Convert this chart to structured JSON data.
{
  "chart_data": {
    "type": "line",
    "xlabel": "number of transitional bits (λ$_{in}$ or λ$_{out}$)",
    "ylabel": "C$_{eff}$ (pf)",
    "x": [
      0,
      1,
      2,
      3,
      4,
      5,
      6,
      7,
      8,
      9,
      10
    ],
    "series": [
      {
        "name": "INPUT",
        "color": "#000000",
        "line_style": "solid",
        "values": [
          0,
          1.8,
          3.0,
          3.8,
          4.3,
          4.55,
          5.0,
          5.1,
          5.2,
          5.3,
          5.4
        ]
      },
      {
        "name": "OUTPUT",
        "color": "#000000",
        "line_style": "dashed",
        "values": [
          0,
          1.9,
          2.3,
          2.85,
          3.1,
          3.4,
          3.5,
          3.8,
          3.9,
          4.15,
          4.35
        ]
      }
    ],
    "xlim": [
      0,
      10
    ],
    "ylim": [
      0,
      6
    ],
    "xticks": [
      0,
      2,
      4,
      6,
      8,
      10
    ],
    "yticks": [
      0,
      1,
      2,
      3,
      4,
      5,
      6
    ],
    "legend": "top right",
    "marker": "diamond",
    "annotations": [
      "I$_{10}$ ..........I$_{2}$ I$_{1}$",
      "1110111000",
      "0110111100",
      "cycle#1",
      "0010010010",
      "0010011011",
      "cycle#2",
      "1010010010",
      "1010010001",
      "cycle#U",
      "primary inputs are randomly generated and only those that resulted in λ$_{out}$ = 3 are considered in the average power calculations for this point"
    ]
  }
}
________________________
Print the listing above in its entirety, with every line exact.

> [Response below]:
Convert this chart to structured JSON data.
{
  "chart_data": {
    "type": "line",
    "xlabel": "number of transitional bits (λ$_{in}$ or λ$_{out}$)",
    "ylabel": "C$_{eff}$ (pf)",
    "x": [
      0,
      1,
      2,
      3,
      4,
      5,
      6,
      7,
      8,
      9,
      10
    ],
    "series": [
      {
        "name": "INPUT",
        "color": "#000000",
        "line_style": "solid",
        "values": [
          0,
          1.8,
          3.0,
          3.8,
          4.3,
          4.55,
          5.0,
          5.1,
          5.2,
          5.3,
          5.4
        ]
      },
      {
        "name": "OUTPUT",
        "color": "#000000",
        "line_style": "dashed",
        "values": [
          0,
          1.9,
          2.3,
          2.85,
          3.1,
          3.4,
          3.5,
          3.8,
          3.9,
          4.15,
          4.35
        ]
      }
    ],
    "xlim": [
      0,
      10
    ],
    "ylim": [
      0,
      6
    ],
    "xticks": [
      0,
      2,
      4,
      6,
      8,
      10
    ],
    "yticks": [
      0,
      1,
      2,
      3,
      4,
      5,
      6
    ],
    "legend": "top right",
    "marker": "diamond",
    "annotations": [
      "I$_{10}$ ..........I$_{2}$ I$_{1}$",
      "1110111000",
      "0110111100",
      "cycle#1",
      "0010010010",
      "0010011011",
      "cycle#2",
      "1010010010",
      "1010010001",
      "cycle#U",
      "primary inputs are randomly generated and only those that resulted in λ$_{out}$ = 3 are considered in the average power calculations for this point"
    ]
  }
}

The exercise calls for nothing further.